[Exercise]
Write out each line in which the string "this" is present.

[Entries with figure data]
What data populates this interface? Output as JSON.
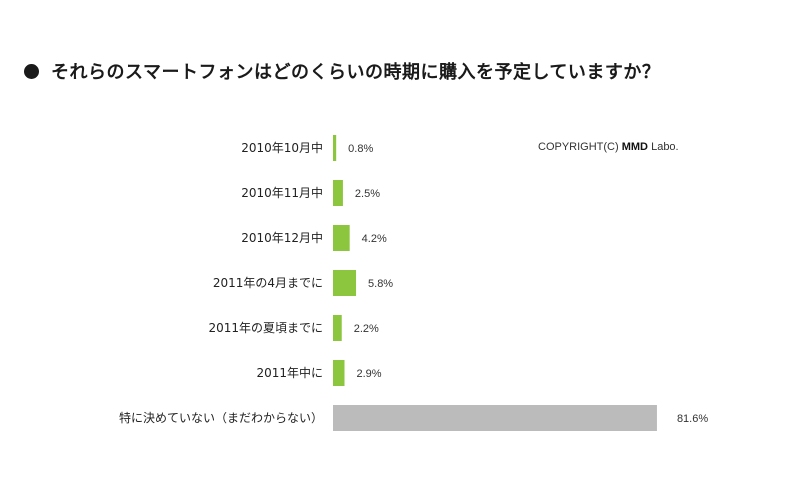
{
  "title": "それらのスマートフォンはどのくらいの時期に購入を予定していますか？",
  "copyright": {
    "prefix": "COPYRIGHT(C)",
    "brand": "MMD",
    "suffix": "Labo."
  },
  "colors": {
    "accent": "#8cc63f",
    "neutral": "#bbbbbb"
  },
  "chart_data": {
    "type": "bar",
    "orientation": "horizontal",
    "categories": [
      "2010年10月中",
      "2010年11月中",
      "2010年12月中",
      "2011年の4月までに",
      "2011年の夏頃までに",
      "2011年中に",
      "特に決めていない（まだわからない）"
    ],
    "values": [
      0.8,
      2.5,
      4.2,
      5.8,
      2.2,
      2.9,
      81.6
    ],
    "value_labels": [
      "0.8%",
      "2.5%",
      "4.2%",
      "5.8%",
      "2.2%",
      "2.9%",
      "81.6%"
    ],
    "unit": "%",
    "bar_colors": [
      "#8cc63f",
      "#8cc63f",
      "#8cc63f",
      "#8cc63f",
      "#8cc63f",
      "#8cc63f",
      "#bbbbbb"
    ],
    "xlim": [
      0,
      100
    ],
    "grid": false,
    "legend": "none",
    "xlabel": "",
    "ylabel": ""
  }
}
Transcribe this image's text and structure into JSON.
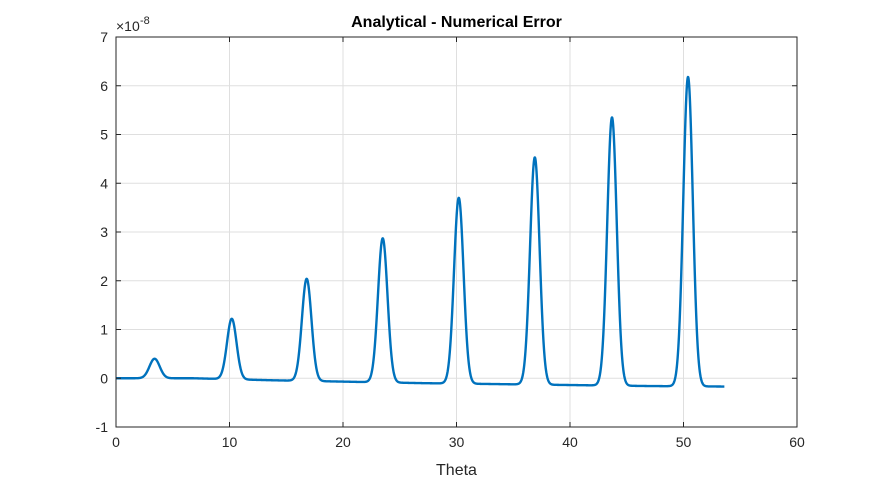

[Response]
What data populates this interface? Output as JSON.
Transcribe this image's text and structure into JSON.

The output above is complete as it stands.